- **TASK GOAL**
Reproduce every record exactly as it appears, but not the pictures.

>> START EXERCISE INPUT

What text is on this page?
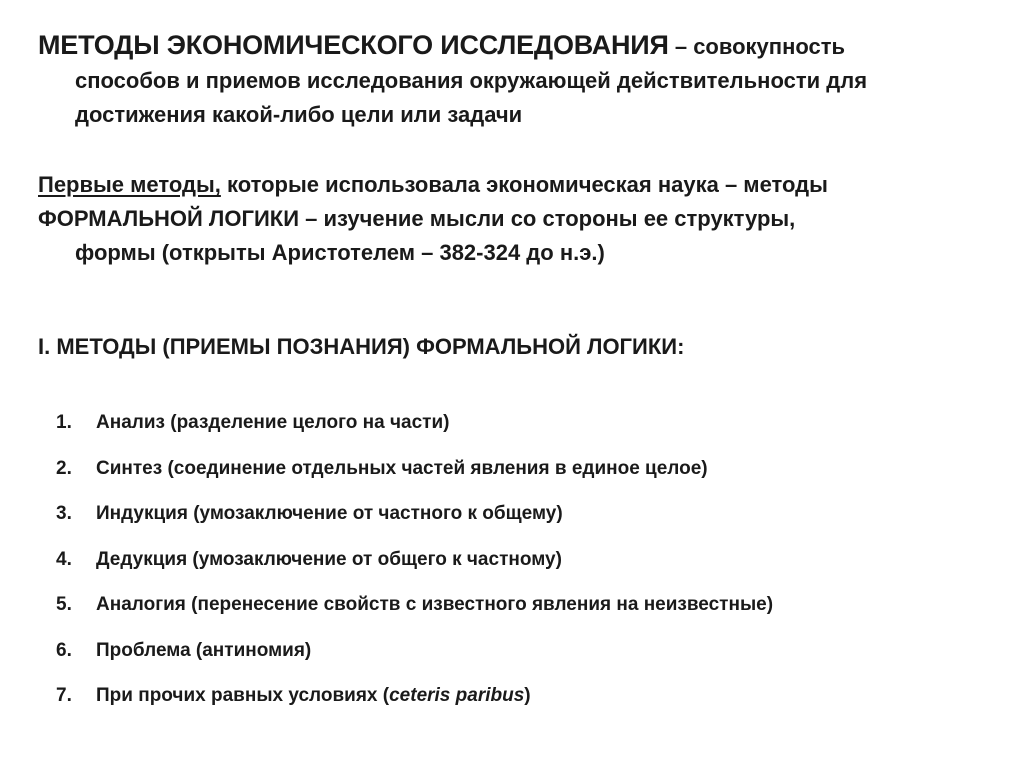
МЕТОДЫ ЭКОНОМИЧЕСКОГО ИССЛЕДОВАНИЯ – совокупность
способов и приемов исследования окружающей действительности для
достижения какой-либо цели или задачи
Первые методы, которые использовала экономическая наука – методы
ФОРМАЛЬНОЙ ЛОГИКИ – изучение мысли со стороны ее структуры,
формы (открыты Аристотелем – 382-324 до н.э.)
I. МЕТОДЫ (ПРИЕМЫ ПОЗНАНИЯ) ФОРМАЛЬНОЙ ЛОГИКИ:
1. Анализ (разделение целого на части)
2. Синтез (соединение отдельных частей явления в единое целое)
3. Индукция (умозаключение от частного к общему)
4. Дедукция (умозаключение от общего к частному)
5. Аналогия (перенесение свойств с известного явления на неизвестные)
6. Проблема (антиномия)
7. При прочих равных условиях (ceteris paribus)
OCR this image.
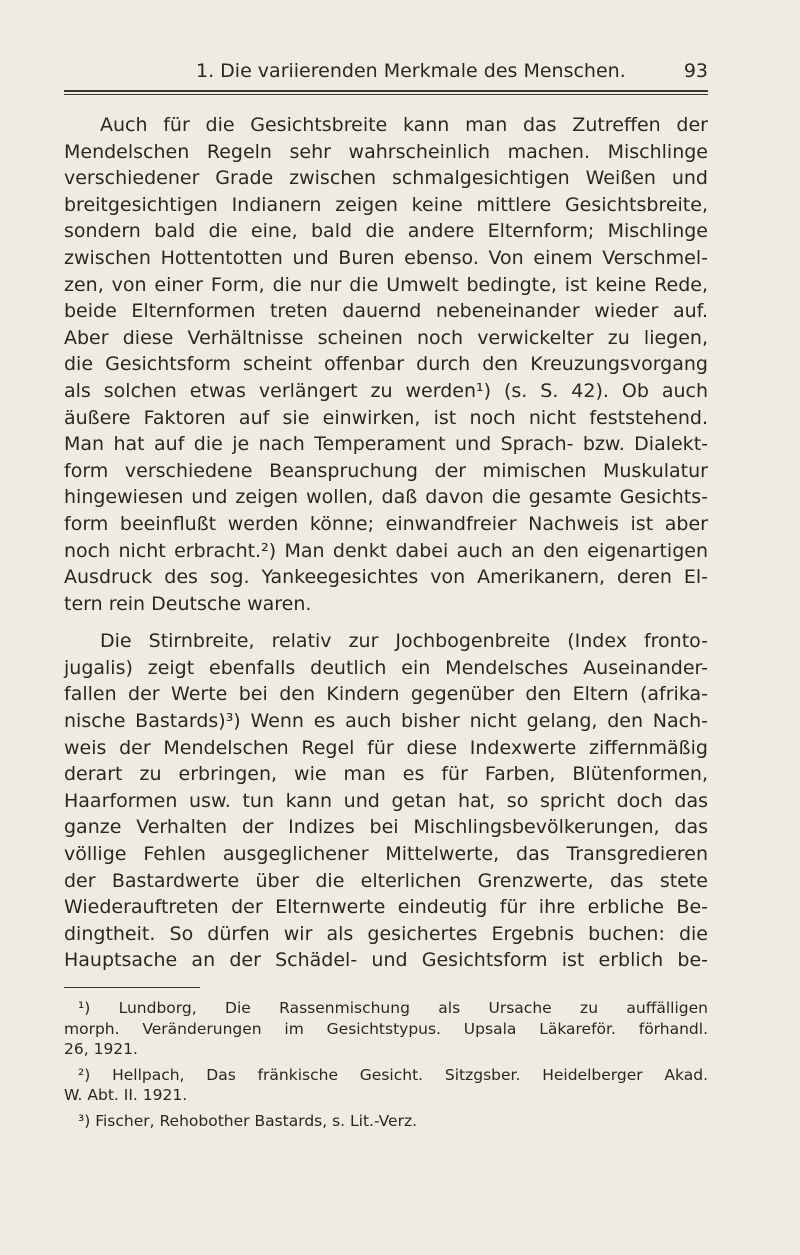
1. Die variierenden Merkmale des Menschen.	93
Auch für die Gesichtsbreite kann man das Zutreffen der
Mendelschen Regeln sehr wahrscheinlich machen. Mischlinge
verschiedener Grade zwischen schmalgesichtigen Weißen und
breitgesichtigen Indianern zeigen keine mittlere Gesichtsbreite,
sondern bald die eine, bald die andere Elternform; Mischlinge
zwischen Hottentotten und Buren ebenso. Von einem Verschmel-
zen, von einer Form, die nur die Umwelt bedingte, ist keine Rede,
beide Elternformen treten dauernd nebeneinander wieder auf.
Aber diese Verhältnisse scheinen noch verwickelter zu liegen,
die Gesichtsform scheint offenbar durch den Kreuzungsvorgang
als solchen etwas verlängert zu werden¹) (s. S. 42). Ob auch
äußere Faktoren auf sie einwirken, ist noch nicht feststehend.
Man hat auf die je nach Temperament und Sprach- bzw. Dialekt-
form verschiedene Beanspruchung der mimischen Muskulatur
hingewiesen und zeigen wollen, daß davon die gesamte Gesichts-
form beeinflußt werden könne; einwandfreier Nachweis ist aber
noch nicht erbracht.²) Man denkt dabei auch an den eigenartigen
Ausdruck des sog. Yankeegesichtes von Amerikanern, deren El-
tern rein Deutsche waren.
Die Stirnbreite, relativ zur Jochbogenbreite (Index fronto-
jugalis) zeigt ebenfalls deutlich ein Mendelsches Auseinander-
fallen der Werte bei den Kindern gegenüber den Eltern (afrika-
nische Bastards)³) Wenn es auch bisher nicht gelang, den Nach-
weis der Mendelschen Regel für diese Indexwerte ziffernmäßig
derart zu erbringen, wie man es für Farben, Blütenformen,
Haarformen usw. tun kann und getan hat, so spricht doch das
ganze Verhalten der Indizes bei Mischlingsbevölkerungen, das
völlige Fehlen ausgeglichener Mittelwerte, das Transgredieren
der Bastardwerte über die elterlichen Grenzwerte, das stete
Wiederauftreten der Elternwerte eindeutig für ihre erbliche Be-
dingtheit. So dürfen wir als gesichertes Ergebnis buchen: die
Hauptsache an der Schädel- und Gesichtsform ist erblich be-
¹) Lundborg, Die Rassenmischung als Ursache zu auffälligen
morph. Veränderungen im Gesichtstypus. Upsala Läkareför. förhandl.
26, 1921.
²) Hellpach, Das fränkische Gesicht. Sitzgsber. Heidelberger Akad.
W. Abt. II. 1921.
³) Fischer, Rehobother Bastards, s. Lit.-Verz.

>> END EXERCISE INPUT

- **SOLUTION FOR THIS PROBLEM**
What text is on this page?
МЕТОДЫ ЭКОНОМИЧЕСКОГО ИССЛЕДОВАНИЯ – совокупность
способов и приемов исследования окружающей действительности для
достижения какой-либо цели или задачи
Первые методы, которые использовала экономическая наука – методы
ФОРМАЛЬНОЙ ЛОГИКИ – изучение мысли со стороны ее структуры,
формы (открыты Аристотелем – 382-324 до н.э.)
I. МЕТОДЫ (ПРИЕМЫ ПОЗНАНИЯ) ФОРМАЛЬНОЙ ЛОГИКИ:
1. Анализ (разделение целого на части)
2. Синтез (соединение отдельных частей явления в единое целое)
3. Индукция (умозаключение от частного к общему)
4. Дедукция (умозаключение от общего к частному)
5. Аналогия (перенесение свойств с известного явления на неизвестные)
6. Проблема (антиномия)
7. При прочих равных условиях (ceteris paribus)
OCR this image.
1. Die variierenden Merkmale des Menschen.	93
Auch für die Gesichtsbreite kann man das Zutreffen der
Mendelschen Regeln sehr wahrscheinlich machen. Mischlinge
verschiedener Grade zwischen schmalgesichtigen Weißen und
breitgesichtigen Indianern zeigen keine mittlere Gesichtsbreite,
sondern bald die eine, bald die andere Elternform; Mischlinge
zwischen Hottentotten und Buren ebenso. Von einem Verschmel-
zen, von einer Form, die nur die Umwelt bedingte, ist keine Rede,
beide Elternformen treten dauernd nebeneinander wieder auf.
Aber diese Verhältnisse scheinen noch verwickelter zu liegen,
die Gesichtsform scheint offenbar durch den Kreuzungsvorgang
als solchen etwas verlängert zu werden¹) (s. S. 42). Ob auch
äußere Faktoren auf sie einwirken, ist noch nicht feststehend.
Man hat auf die je nach Temperament und Sprach- bzw. Dialekt-
form verschiedene Beanspruchung der mimischen Muskulatur
hingewiesen und zeigen wollen, daß davon die gesamte Gesichts-
form beeinflußt werden könne; einwandfreier Nachweis ist aber
noch nicht erbracht.²) Man denkt dabei auch an den eigenartigen
Ausdruck des sog. Yankeegesichtes von Amerikanern, deren El-
tern rein Deutsche waren.
Die Stirnbreite, relativ zur Jochbogenbreite (Index fronto-
jugalis) zeigt ebenfalls deutlich ein Mendelsches Auseinander-
fallen der Werte bei den Kindern gegenüber den Eltern (afrika-
nische Bastards)³) Wenn es auch bisher nicht gelang, den Nach-
weis der Mendelschen Regel für diese Indexwerte ziffernmäßig
derart zu erbringen, wie man es für Farben, Blütenformen,
Haarformen usw. tun kann und getan hat, so spricht doch das
ganze Verhalten der Indizes bei Mischlingsbevölkerungen, das
völlige Fehlen ausgeglichener Mittelwerte, das Transgredieren
der Bastardwerte über die elterlichen Grenzwerte, das stete
Wiederauftreten der Elternwerte eindeutig für ihre erbliche Be-
dingtheit. So dürfen wir als gesichertes Ergebnis buchen: die
Hauptsache an der Schädel- und Gesichtsform ist erblich be-
¹) Lundborg, Die Rassenmischung als Ursache zu auffälligen
morph. Veränderungen im Gesichtstypus. Upsala Läkareför. förhandl.
26, 1921.
²) Hellpach, Das fränkische Gesicht. Sitzgsber. Heidelberger Akad.
W. Abt. II. 1921.
³) Fischer, Rehobother Bastards, s. Lit.-Verz.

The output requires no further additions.